- **REQUIREMENT**
Search the material for the string "station", then report how many lines hold it, with no other text.

▶

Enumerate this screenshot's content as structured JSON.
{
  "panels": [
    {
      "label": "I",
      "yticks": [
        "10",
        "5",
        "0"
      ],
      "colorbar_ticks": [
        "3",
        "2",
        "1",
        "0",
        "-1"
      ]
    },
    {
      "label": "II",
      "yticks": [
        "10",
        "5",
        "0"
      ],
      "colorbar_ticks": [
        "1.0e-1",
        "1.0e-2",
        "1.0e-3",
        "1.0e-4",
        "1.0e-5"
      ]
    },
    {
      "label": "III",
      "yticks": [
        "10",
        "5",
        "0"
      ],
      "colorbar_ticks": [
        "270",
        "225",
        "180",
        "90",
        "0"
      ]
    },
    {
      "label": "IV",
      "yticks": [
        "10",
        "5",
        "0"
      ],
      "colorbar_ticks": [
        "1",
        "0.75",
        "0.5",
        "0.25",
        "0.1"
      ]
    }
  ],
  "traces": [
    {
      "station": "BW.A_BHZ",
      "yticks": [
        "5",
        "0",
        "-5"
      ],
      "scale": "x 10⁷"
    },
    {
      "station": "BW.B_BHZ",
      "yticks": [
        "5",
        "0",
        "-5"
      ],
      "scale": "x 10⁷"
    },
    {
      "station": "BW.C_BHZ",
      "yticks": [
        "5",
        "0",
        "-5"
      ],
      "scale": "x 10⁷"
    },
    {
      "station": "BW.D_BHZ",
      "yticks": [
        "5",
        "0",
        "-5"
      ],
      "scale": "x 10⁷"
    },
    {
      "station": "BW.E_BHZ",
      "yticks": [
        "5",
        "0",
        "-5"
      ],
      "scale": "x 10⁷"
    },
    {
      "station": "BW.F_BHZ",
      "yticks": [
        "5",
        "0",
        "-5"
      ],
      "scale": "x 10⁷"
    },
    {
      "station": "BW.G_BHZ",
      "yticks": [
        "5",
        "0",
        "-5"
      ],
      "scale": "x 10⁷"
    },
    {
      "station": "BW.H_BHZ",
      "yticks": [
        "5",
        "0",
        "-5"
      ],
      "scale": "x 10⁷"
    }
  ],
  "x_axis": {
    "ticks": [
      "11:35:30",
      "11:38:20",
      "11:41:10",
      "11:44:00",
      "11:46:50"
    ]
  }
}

◀

- **ANSWER**
8